* What the task asks *
In the records that follow, locate every line with "Brake" and extract it.

====

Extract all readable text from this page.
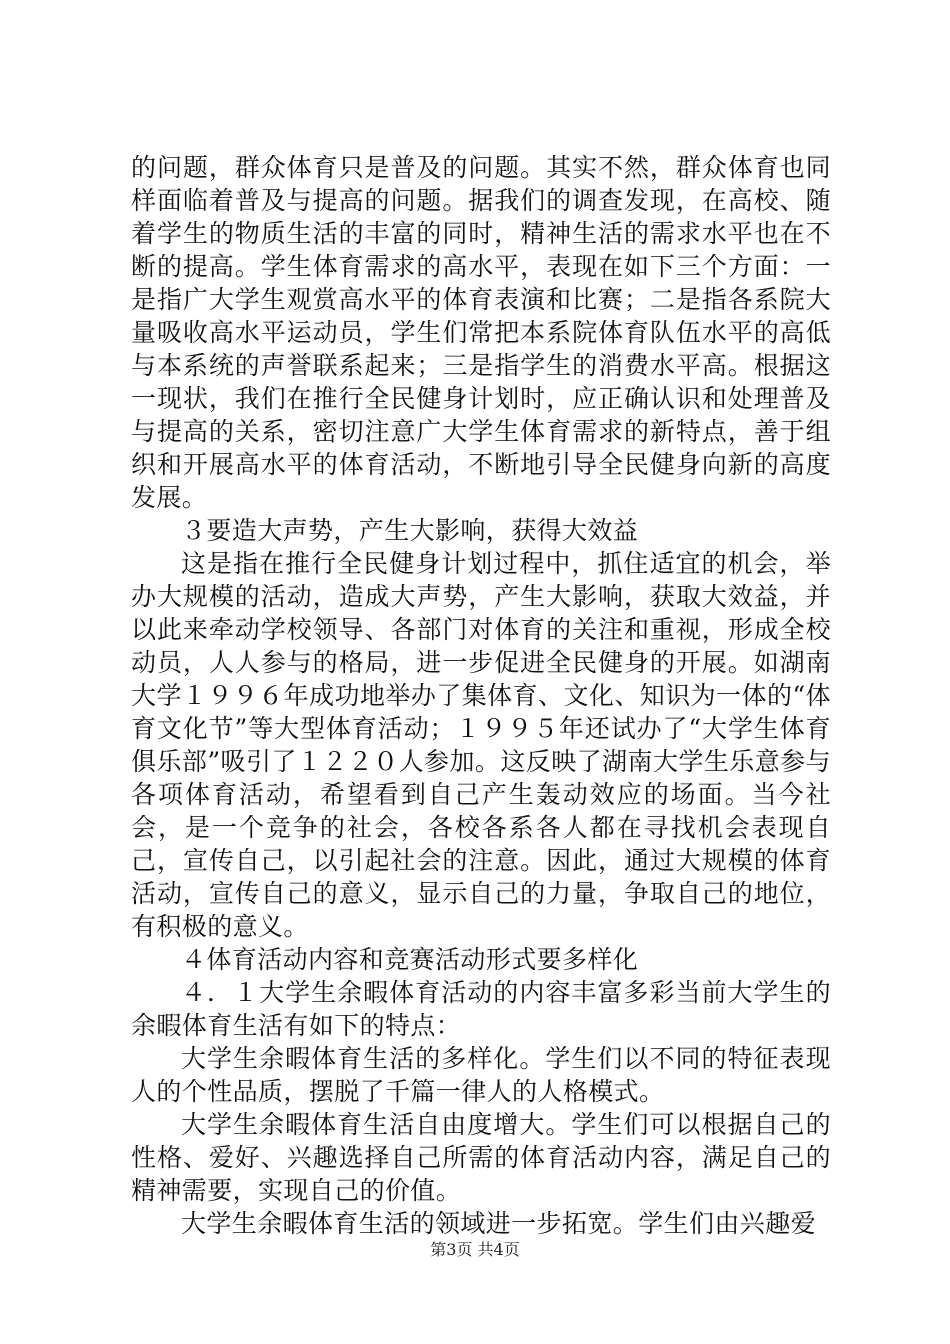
的问题，群众体育只是普及的问题。其实不然，群众体育也同样面临着普及与提高的问题。据我们的调查发现，在高校、随着学生的物质生活的丰富的同时，精神生活的需求水平也在不断的提高。学生体育需求的高水平，表现在如下三个方面：一是指广大学生观赏高水平的体育表演和比赛；二是指各系院大量吸收高水平运动员，学生们常把本系院体育队伍水平的高低与本系统的声誉联系起来；三是指学生的消费水平高。根据这一现状，我们在推行全民健身计划时，应正确认识和处理普及与提高的关系，密切注意广大学生体育需求的新特点，善于组织和开展高水平的体育活动，不断地引导全民健身向新的高度发展。

３要造大声势，产生大影响，获得大效益

这是指在推行全民健身计划过程中，抓住适宜的机会，举办大规模的活动，造成大声势，产生大影响，获取大效益，并以此来牵动学校领导、各部门对体育的关注和重视，形成全校动员，人人参与的格局，进一步促进全民健身的开展。如湖南大学１９９６年成功地举办了集体育、文化、知识为一体的“体育文化节”等大型体育活动；１９９５年还试办了“大学生体育俱乐部”吸引了１２２０人参加。这反映了湖南大学生乐意参与各项体育活动，希望看到自己产生轰动效应的场面。当今社会，是一个竞争的社会，各校各系各人都在寻找机会表现自己，宣传自己，以引起社会的注意。因此，通过大规模的体育活动，宣传自己的意义，显示自己的力量，争取自己的地位，有积极的意义。

４体育活动内容和竞赛活动形式要多样化

４．１大学生余暇体育活动的内容丰富多彩当前大学生的余暇体育生活有如下的特点：

大学生余暇体育生活的多样化。学生们以不同的特征表现人的个性品质，摆脱了千篇一律人的人格模式。

大学生余暇体育生活自由度增大。学生们可以根据自己的性格、爱好、兴趣选择自己所需的体育活动内容，满足自己的精神需要，实现自己的价值。

大学生余暇体育生活的领域进一步拓宽。学生们由兴趣爱

第3页 共4页
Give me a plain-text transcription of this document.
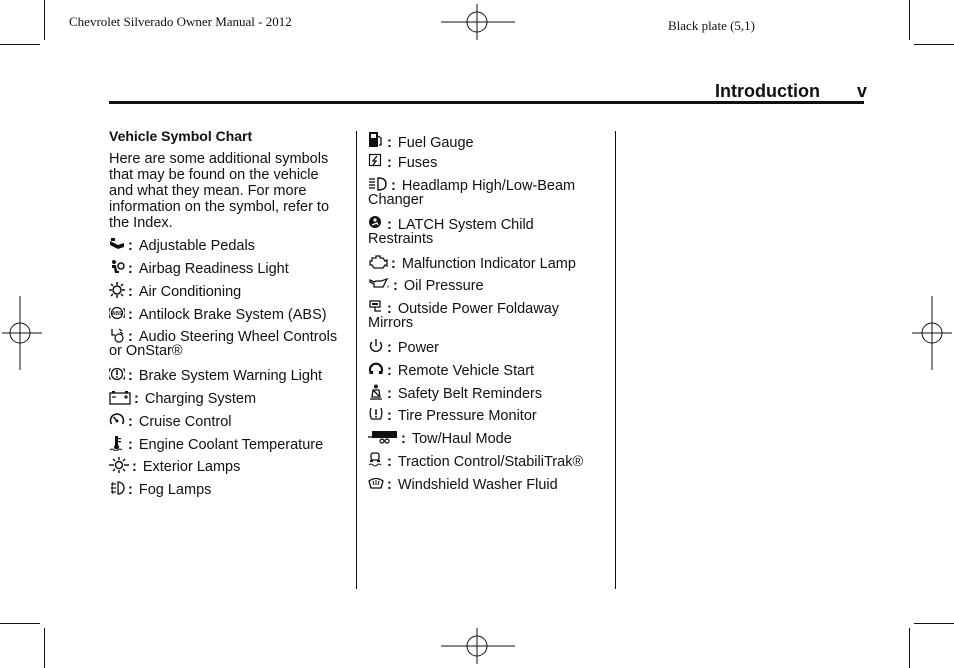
Chevrolet Silverado Owner Manual - 2012	Black plate (5,1)
Introduction v
Vehicle Symbol Chart
Here are some additional symbols
that may be found on the vehicle
and what they mean. For more
information on the symbol, refer to
the Index.
: Adjustable Pedals
: Airbag Readiness Light
: Air Conditioning
ABS : Antilock Brake System (ABS)
: Audio Steering Wheel Controls
or OnStar®
: Brake System Warning Light
: Charging System
: Cruise Control
: Engine Coolant Temperature
: Exterior Lamps
: Fog Lamps
: Fuel Gauge
: Fuses
: Headlamp High/Low-Beam
Changer
: LATCH System Child
Restraints
: Malfunction Indicator Lamp
: Oil Pressure
: Outside Power Foldaway
Mirrors
: Power
: Remote Vehicle Start
: Safety Belt Reminders
: Tire Pressure Monitor
: Tow/Haul Mode
: Traction Control/StabiliTrak®
: Windshield Washer Fluid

====

* Output for this exercise *
ABS : Antilock Brake System (ABS)
: Brake System Warning Light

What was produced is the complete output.